Retouchez le passage de l'article sur l'euro qui commence à « Wednesday, November 23, 2016 » et se termine à « disproportionné à l’Allemagne. », en remplaçant « monnaie unique » par « devise commune ».

● Extrait choisi:
==================================================

Wednesday, November 23, 2016

F. William Engdahl -- L’Euro est en train d’assassiner l’Europe

12.11.2016 Auteur: F. William Engdahl


Par F. William Engdahl le 19 novembre 2016
 « L’Europe est l’exemple même d’une situation défavorable à une monnaie unique »

Le système bancaire Européen
L’Euro est en train de détruire les nations et les économies de l’UE, au sens littéral. Depuis que la politique de la monnaie unique est entrée en vigueur en 2002 dans les transactions en remplacement des monnaies nationales, le système des taux de change fixes a dévasté l’industrie dans les pays à la périphérie des 19 membres de la zone Euro, en donnant un avantage disproportionné à l’Allemagne.
La conséquence peu remarquée a été une contraction de l’activité industrielle et l’impossibilité de résoudre la crise bancaire que cela a provoqué. L’Euro est un désastre monétaire et la dissolution de l’UE est désormais bien programmée en conséquence.
Ceux d’entre vous qui sont habitués à mes réflexions sur l’économie sauront que je pense que tout le concept de la mondialisation, un terme qui a été très populaire sous la présidence de Bill Clinton pour rendre séduisant l’agenda des multinationales qui venait juste de paraître avec la création de l’Organisation Mondiale du Commerce en 1994, n’est qu’un jeu de dupes destructeur au profit de quelques centaines « d’acteurs mondiaux » géants. La mondialisation détruit les nations pour faire progresser les projets de quelques centaines de multinationales géantes sans l’appui d’une règlementation.
Elle repose sur une théorie infondée publiée par le partisan anglais du libre-échange du 18ème siècle, David Ricardo, connue sous le nom de Théorie de l’Avantage Comparatif, utilisée par Washington pour justifier l’élimination de toutes les barrières commerciales protectionnistes au bénéfice des « Acteurs Mondiaux » les plus puissants, pour la plupart basés aux Etats-Unis.

==================================================

● Relevés des régions d'éléments:

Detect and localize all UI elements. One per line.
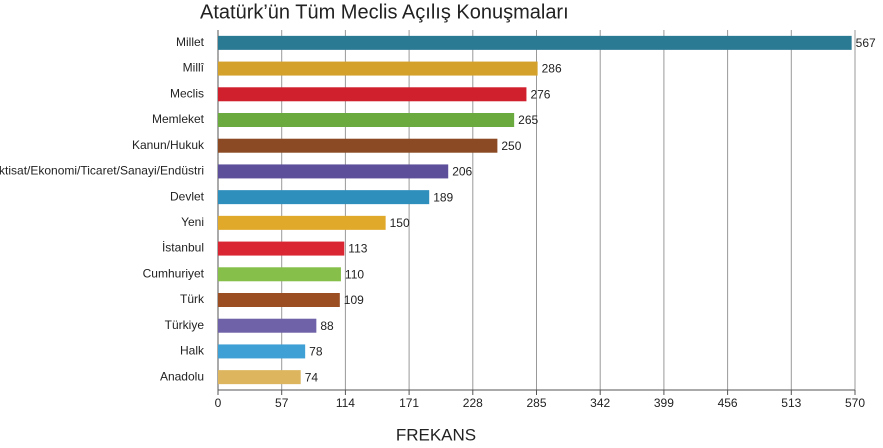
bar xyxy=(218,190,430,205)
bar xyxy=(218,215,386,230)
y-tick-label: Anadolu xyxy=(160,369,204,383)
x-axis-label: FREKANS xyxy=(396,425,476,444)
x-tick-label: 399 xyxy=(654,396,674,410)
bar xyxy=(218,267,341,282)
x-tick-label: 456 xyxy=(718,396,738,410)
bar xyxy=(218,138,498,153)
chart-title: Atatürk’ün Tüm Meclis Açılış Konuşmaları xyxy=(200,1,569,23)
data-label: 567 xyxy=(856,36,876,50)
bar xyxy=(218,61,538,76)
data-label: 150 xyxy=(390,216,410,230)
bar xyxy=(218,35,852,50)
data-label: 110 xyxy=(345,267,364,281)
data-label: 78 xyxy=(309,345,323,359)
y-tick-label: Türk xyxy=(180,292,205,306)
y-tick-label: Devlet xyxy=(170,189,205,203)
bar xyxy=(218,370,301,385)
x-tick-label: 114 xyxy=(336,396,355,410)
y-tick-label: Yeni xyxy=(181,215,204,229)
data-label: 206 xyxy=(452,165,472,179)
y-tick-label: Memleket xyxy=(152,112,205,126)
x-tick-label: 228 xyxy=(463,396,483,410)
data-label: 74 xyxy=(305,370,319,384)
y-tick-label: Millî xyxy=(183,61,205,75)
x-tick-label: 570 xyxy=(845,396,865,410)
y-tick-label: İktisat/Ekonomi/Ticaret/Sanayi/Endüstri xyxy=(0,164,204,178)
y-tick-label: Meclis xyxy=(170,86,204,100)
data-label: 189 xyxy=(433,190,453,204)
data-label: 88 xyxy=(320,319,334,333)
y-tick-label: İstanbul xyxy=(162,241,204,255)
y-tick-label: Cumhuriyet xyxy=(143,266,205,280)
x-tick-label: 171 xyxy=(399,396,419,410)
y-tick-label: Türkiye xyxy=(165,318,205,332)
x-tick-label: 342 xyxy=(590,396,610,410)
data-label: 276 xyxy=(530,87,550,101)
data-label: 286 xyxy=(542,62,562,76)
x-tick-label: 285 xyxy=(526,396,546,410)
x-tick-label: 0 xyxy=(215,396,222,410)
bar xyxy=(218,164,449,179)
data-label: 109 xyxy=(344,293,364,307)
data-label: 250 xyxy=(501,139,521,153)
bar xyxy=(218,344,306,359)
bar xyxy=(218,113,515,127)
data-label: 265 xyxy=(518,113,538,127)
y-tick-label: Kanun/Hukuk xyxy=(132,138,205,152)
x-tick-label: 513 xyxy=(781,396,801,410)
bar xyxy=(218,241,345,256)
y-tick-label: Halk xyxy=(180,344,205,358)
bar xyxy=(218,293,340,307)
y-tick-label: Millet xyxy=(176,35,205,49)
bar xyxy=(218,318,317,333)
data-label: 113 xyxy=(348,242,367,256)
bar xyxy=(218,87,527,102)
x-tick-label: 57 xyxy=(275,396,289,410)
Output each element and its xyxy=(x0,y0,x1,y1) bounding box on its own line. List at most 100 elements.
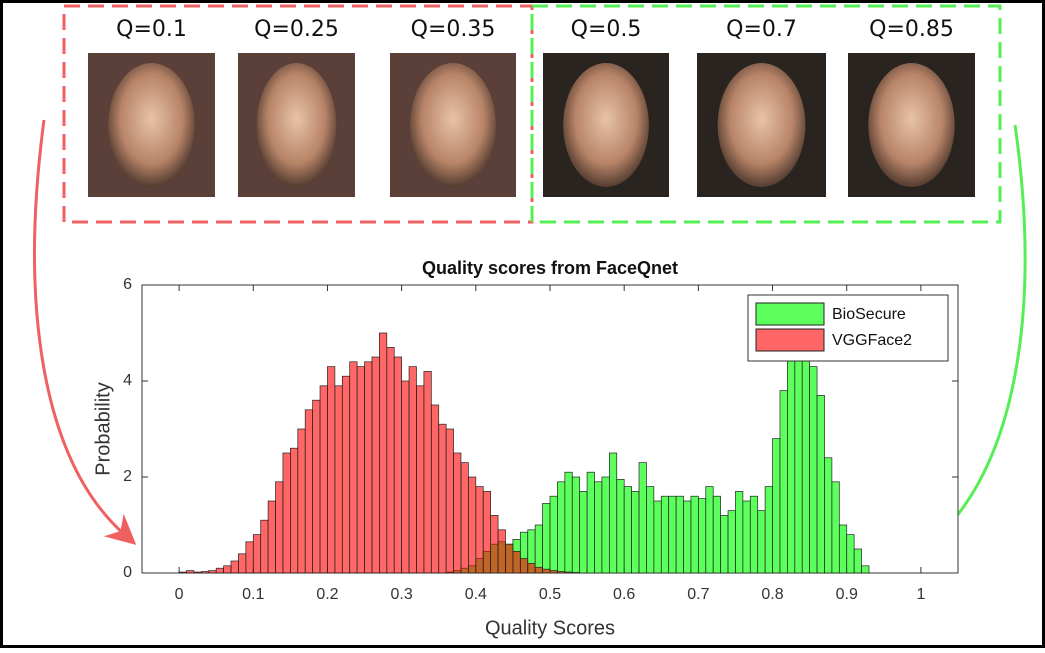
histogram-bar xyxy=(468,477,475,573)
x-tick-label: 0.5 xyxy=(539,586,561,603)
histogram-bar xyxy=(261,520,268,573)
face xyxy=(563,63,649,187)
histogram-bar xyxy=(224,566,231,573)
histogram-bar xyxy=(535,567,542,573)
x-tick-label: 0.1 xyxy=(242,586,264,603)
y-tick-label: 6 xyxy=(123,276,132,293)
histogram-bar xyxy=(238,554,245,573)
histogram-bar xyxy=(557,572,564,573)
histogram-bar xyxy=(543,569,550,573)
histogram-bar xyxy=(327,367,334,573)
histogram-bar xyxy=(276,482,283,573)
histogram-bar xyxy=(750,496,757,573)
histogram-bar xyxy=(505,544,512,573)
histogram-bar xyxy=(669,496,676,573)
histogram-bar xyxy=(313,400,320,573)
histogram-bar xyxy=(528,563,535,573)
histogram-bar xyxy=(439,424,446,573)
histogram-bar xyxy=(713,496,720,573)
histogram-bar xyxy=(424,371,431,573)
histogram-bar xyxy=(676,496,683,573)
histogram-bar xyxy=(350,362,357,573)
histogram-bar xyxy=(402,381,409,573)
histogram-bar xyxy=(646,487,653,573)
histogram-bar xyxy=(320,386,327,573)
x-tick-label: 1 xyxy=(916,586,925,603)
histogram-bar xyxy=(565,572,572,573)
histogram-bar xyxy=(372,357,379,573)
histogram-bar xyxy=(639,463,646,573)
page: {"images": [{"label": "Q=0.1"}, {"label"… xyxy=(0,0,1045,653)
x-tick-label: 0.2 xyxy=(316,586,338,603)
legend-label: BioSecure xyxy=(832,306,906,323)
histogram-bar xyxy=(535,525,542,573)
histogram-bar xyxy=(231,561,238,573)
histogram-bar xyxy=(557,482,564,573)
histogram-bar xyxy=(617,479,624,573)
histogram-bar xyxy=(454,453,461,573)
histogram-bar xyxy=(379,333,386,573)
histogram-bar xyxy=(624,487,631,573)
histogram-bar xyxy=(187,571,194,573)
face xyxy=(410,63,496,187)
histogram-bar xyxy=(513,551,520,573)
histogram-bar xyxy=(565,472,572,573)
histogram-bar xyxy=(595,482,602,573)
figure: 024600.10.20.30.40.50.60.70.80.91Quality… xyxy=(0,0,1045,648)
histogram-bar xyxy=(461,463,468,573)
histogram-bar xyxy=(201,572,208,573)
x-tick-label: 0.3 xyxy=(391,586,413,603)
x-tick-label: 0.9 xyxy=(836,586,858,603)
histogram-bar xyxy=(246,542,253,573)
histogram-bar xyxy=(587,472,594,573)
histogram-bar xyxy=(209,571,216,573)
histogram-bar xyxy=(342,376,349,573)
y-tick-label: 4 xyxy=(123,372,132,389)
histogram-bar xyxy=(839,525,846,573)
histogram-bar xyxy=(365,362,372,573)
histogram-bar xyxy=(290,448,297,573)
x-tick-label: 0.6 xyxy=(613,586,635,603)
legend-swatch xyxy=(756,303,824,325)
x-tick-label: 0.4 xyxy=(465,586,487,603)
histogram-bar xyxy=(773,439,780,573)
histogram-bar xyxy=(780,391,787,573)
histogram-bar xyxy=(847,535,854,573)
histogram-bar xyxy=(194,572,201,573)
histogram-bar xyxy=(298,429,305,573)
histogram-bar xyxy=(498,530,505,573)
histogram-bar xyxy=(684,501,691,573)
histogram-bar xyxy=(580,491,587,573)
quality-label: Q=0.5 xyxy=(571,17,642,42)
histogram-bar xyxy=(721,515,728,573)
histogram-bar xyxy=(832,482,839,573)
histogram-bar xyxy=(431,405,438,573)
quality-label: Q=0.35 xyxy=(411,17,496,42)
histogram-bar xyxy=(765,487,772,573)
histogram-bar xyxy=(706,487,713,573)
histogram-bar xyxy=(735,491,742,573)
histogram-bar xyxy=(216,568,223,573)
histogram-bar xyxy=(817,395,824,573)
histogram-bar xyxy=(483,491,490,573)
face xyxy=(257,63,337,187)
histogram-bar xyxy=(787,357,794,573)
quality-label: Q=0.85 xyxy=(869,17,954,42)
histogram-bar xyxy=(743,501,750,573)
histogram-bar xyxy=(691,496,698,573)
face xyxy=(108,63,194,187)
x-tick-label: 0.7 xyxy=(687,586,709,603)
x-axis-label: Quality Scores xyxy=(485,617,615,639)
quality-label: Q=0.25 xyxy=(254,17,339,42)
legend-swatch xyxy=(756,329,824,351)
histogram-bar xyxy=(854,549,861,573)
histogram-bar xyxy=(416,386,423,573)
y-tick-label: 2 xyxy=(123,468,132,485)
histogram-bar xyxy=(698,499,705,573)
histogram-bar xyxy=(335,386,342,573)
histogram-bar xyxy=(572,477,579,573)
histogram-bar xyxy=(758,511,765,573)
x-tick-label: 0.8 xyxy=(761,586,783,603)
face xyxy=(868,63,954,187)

==================================================

● Réponse à l'exercice:
Wednesday, November 23, 2016

F. William Engdahl -- L’Euro est en train d’assassiner l’Europe

12.11.2016 Auteur: F. William Engdahl


Par F. William Engdahl le 19 novembre 2016
 « L’Europe est l’exemple même d’une situation défavorable à une devise commune »

Le système bancaire Européen
L’Euro est en train de détruire les nations et les économies de l’UE, au sens littéral. Depuis que la politique de la devise commune est entrée en vigueur en 2002 dans les transactions en remplacement des monnaies nationales, le système des taux de change fixes a dévasté l’industrie dans les pays à la périphérie des 19 membres de la zone Euro, en donnant un avantage disproportionné à l’Allemagne.